◆ **Task to complete**:
Find every line containing the word "toku" in the records below; report only how many there are.

- - - - - - -

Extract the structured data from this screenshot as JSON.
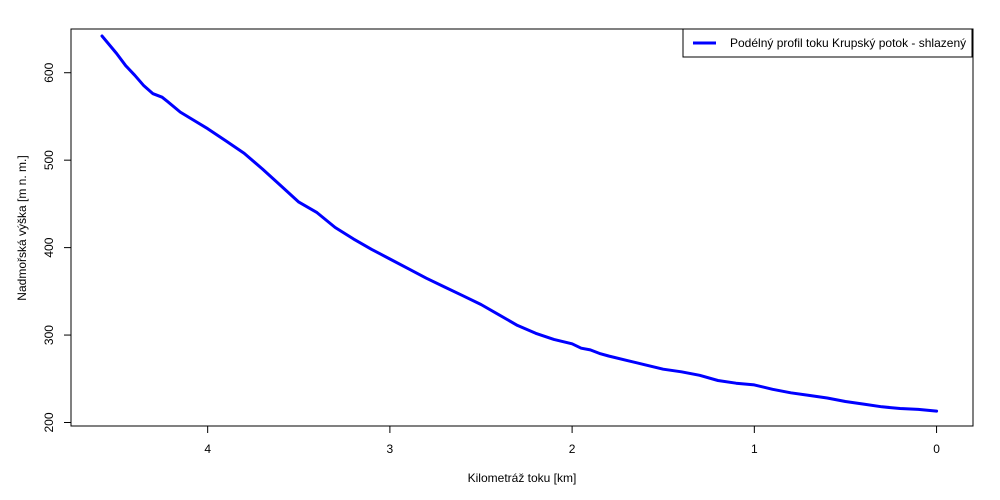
{
  "chart_data": {
    "type": "line",
    "title": "",
    "xlabel": "Kilometráž toku [km]",
    "ylabel": "Nadmořská výška [m n. m.]",
    "x_reversed": true,
    "xlim": [
      4.75,
      -0.2
    ],
    "ylim": [
      196,
      650
    ],
    "x_ticks": [
      4,
      3,
      2,
      1,
      0
    ],
    "x_tick_labels": [
      "4",
      "3",
      "2",
      "1",
      "0"
    ],
    "y_ticks": [
      200,
      300,
      400,
      500,
      600
    ],
    "y_tick_labels": [
      "200",
      "300",
      "400",
      "500",
      "600"
    ],
    "grid": false,
    "legend_position": "top-right",
    "series": [
      {
        "name": "Podélný profil toku Krupský potok - shlazený",
        "color": "#0000ff",
        "x": [
          4.58,
          4.5,
          4.45,
          4.4,
          4.35,
          4.3,
          4.25,
          4.22,
          4.15,
          4.08,
          4.0,
          3.9,
          3.8,
          3.7,
          3.6,
          3.5,
          3.4,
          3.3,
          3.2,
          3.1,
          3.0,
          2.9,
          2.8,
          2.7,
          2.6,
          2.5,
          2.4,
          2.3,
          2.2,
          2.1,
          2.0,
          1.95,
          1.9,
          1.85,
          1.8,
          1.7,
          1.6,
          1.5,
          1.4,
          1.3,
          1.2,
          1.1,
          1.0,
          0.9,
          0.8,
          0.7,
          0.6,
          0.5,
          0.4,
          0.3,
          0.2,
          0.1,
          0.0
        ],
        "y": [
          642,
          622,
          608,
          597,
          585,
          576,
          572,
          567,
          555,
          546,
          536,
          522,
          508,
          490,
          471,
          452,
          440,
          423,
          410,
          398,
          387,
          376,
          365,
          355,
          345,
          335,
          323,
          311,
          302,
          295,
          290,
          285,
          283,
          279,
          276,
          271,
          266,
          261,
          258,
          254,
          248,
          245,
          243,
          238,
          234,
          231,
          228,
          224,
          221,
          218,
          216,
          215,
          213
        ]
      }
    ]
  }
}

- - - - - - -

◆ **Final result**:
2